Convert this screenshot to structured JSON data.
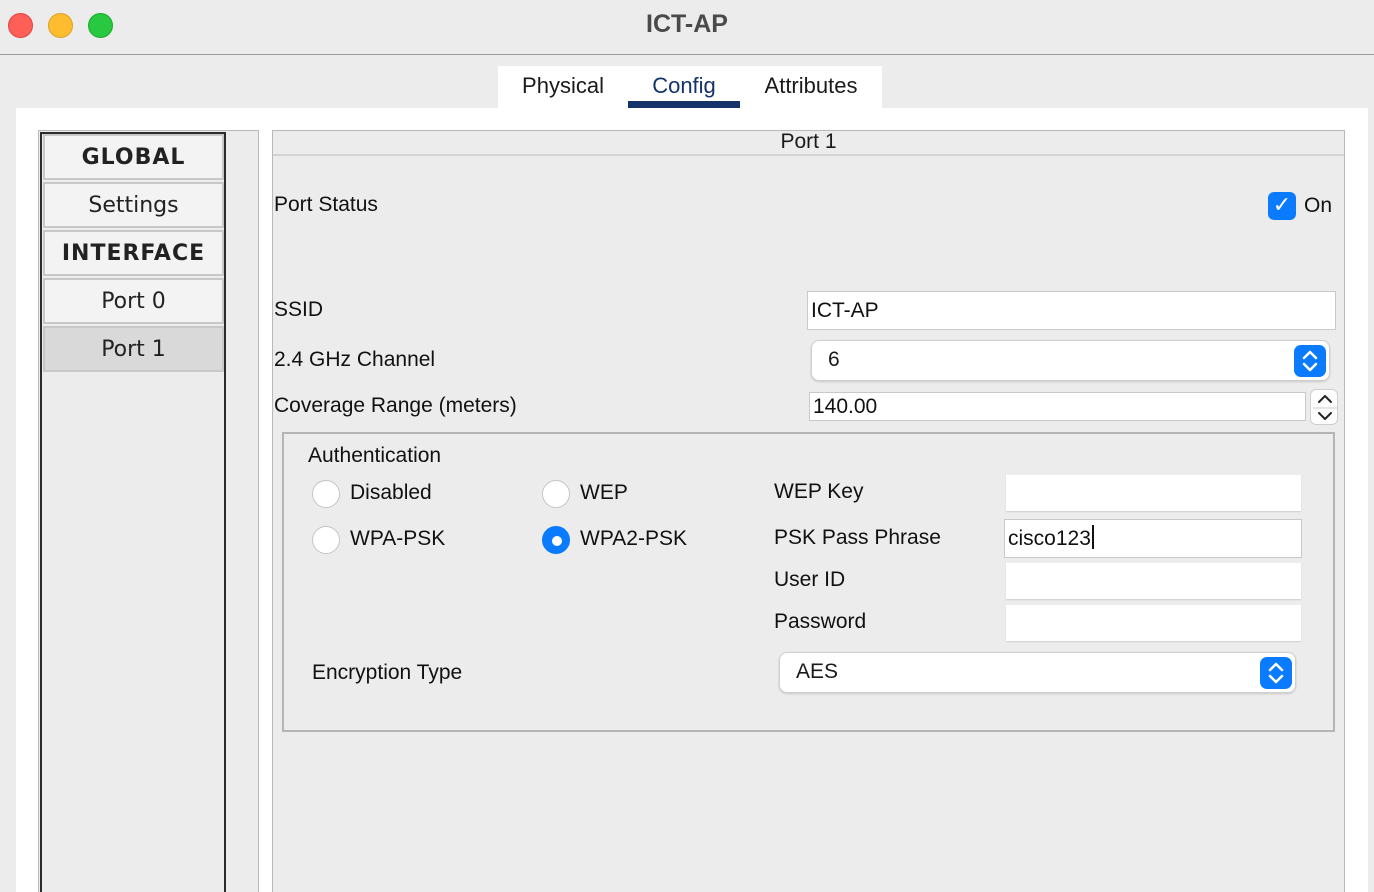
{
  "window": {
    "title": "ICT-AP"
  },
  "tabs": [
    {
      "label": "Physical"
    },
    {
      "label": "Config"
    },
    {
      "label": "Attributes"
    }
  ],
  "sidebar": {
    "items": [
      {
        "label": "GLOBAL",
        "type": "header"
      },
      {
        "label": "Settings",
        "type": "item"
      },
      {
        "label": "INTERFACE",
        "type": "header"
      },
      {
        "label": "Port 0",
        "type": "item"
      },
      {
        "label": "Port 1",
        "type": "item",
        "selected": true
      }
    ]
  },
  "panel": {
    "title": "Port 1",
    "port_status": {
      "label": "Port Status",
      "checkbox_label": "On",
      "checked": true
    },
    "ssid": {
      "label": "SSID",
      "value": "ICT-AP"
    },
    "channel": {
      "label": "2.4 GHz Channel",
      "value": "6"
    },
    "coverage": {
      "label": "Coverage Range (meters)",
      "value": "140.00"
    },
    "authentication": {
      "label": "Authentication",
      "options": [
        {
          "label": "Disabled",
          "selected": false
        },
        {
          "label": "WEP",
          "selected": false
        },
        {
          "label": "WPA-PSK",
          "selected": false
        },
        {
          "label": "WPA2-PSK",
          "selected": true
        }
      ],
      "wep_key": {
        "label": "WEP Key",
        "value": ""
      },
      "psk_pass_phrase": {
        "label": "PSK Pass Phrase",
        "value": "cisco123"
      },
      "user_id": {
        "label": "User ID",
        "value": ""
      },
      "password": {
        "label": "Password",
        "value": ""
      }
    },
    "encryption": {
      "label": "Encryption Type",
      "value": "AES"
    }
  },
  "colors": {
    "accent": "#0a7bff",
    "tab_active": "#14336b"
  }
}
──────────
Required work: Check each line of the entries for the string "true". Copy the lines that have it.

Reply to the task:
        "selected": true
      "checked": true
          "selected": true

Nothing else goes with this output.